Below is a listing to write out in full, exactly as given, without its pictures.

--- BEGIN ---

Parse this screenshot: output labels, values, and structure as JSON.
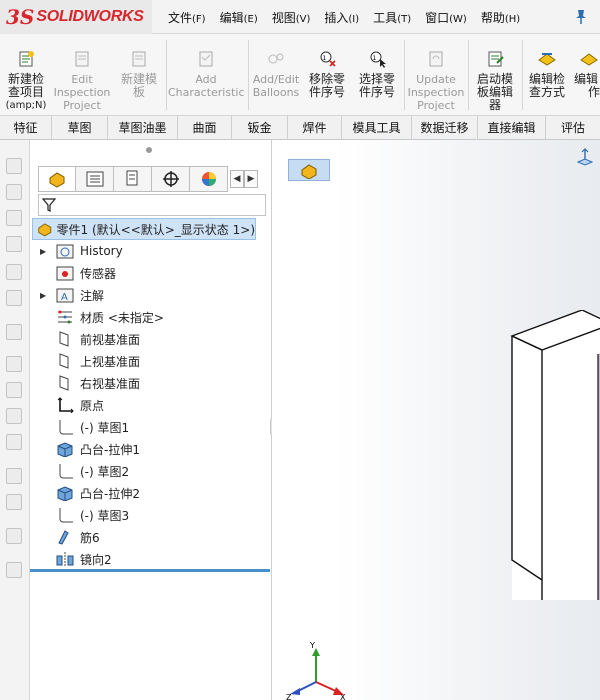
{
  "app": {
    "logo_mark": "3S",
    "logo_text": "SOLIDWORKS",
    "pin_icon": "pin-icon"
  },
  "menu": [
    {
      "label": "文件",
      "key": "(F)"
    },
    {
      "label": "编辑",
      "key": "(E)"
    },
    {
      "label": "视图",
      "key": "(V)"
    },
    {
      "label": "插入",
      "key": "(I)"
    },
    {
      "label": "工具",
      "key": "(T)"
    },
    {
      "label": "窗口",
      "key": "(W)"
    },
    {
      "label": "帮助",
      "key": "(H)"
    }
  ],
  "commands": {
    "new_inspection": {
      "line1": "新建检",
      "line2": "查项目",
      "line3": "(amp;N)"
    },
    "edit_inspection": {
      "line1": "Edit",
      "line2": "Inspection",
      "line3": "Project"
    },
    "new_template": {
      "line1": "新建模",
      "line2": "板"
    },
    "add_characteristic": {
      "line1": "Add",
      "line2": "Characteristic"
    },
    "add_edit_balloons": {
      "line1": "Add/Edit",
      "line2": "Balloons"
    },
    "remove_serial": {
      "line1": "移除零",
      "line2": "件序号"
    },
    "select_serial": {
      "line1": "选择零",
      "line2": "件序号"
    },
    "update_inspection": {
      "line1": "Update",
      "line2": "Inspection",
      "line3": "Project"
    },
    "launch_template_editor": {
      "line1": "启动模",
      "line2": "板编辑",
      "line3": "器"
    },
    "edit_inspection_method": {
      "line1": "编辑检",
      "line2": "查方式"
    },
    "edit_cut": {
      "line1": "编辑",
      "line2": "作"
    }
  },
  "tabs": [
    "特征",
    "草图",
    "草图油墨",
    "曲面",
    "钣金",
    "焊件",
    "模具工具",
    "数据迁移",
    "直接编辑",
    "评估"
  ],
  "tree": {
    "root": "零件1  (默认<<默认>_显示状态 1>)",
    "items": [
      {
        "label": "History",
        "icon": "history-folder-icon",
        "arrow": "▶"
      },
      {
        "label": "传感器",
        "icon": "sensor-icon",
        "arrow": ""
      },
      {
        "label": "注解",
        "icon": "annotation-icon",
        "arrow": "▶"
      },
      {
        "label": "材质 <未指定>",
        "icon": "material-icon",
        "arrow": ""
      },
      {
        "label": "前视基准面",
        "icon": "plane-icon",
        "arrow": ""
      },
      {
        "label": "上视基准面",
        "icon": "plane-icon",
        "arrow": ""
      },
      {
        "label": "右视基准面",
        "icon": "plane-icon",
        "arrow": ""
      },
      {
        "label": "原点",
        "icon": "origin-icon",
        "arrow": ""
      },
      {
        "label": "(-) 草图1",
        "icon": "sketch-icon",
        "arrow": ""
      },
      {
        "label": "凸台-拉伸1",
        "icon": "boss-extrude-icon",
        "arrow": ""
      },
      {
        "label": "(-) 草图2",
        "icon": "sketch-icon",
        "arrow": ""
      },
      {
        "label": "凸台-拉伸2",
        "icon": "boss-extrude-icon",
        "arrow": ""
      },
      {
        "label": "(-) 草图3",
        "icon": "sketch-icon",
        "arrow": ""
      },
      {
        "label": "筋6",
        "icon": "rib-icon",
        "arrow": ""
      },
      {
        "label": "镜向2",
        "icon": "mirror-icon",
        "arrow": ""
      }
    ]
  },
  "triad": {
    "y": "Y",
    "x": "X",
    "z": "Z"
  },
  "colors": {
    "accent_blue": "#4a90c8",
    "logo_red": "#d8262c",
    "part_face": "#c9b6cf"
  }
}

--- END ---

◆ SOLUTION
Parse this screenshot: output labels, values, and structure as JSON.
{
  "app": {
    "logo_mark": "3S",
    "logo_text": "SOLIDWORKS",
    "pin_icon": "pin-icon"
  },
  "menu": [
    {
      "label": "文件",
      "key": "(F)"
    },
    {
      "label": "编辑",
      "key": "(E)"
    },
    {
      "label": "视图",
      "key": "(V)"
    },
    {
      "label": "插入",
      "key": "(I)"
    },
    {
      "label": "工具",
      "key": "(T)"
    },
    {
      "label": "窗口",
      "key": "(W)"
    },
    {
      "label": "帮助",
      "key": "(H)"
    }
  ],
  "commands": {
    "new_inspection": {
      "line1": "新建检",
      "line2": "查项目",
      "line3": "(amp;N)"
    },
    "edit_inspection": {
      "line1": "Edit",
      "line2": "Inspection",
      "line3": "Project"
    },
    "new_template": {
      "line1": "新建模",
      "line2": "板"
    },
    "add_characteristic": {
      "line1": "Add",
      "line2": "Characteristic"
    },
    "add_edit_balloons": {
      "line1": "Add/Edit",
      "line2": "Balloons"
    },
    "remove_serial": {
      "line1": "移除零",
      "line2": "件序号"
    },
    "select_serial": {
      "line1": "选择零",
      "line2": "件序号"
    },
    "update_inspection": {
      "line1": "Update",
      "line2": "Inspection",
      "line3": "Project"
    },
    "launch_template_editor": {
      "line1": "启动模",
      "line2": "板编辑",
      "line3": "器"
    },
    "edit_inspection_method": {
      "line1": "编辑检",
      "line2": "查方式"
    },
    "edit_cut": {
      "line1": "编辑",
      "line2": "作"
    }
  },
  "tabs": [
    "特征",
    "草图",
    "草图油墨",
    "曲面",
    "钣金",
    "焊件",
    "模具工具",
    "数据迁移",
    "直接编辑",
    "评估"
  ],
  "tree": {
    "root": "零件1  (默认<<默认>_显示状态 1>)",
    "items": [
      {
        "label": "History",
        "icon": "history-folder-icon",
        "arrow": "▶"
      },
      {
        "label": "传感器",
        "icon": "sensor-icon",
        "arrow": ""
      },
      {
        "label": "注解",
        "icon": "annotation-icon",
        "arrow": "▶"
      },
      {
        "label": "材质 <未指定>",
        "icon": "material-icon",
        "arrow": ""
      },
      {
        "label": "前视基准面",
        "icon": "plane-icon",
        "arrow": ""
      },
      {
        "label": "上视基准面",
        "icon": "plane-icon",
        "arrow": ""
      },
      {
        "label": "右视基准面",
        "icon": "plane-icon",
        "arrow": ""
      },
      {
        "label": "原点",
        "icon": "origin-icon",
        "arrow": ""
      },
      {
        "label": "(-) 草图1",
        "icon": "sketch-icon",
        "arrow": ""
      },
      {
        "label": "凸台-拉伸1",
        "icon": "boss-extrude-icon",
        "arrow": ""
      },
      {
        "label": "(-) 草图2",
        "icon": "sketch-icon",
        "arrow": ""
      },
      {
        "label": "凸台-拉伸2",
        "icon": "boss-extrude-icon",
        "arrow": ""
      },
      {
        "label": "(-) 草图3",
        "icon": "sketch-icon",
        "arrow": ""
      },
      {
        "label": "筋6",
        "icon": "rib-icon",
        "arrow": ""
      },
      {
        "label": "镜向2",
        "icon": "mirror-icon",
        "arrow": ""
      }
    ]
  },
  "triad": {
    "y": "Y",
    "x": "X",
    "z": "Z"
  },
  "colors": {
    "accent_blue": "#4a90c8",
    "logo_red": "#d8262c",
    "part_face": "#c9b6cf"
  }
}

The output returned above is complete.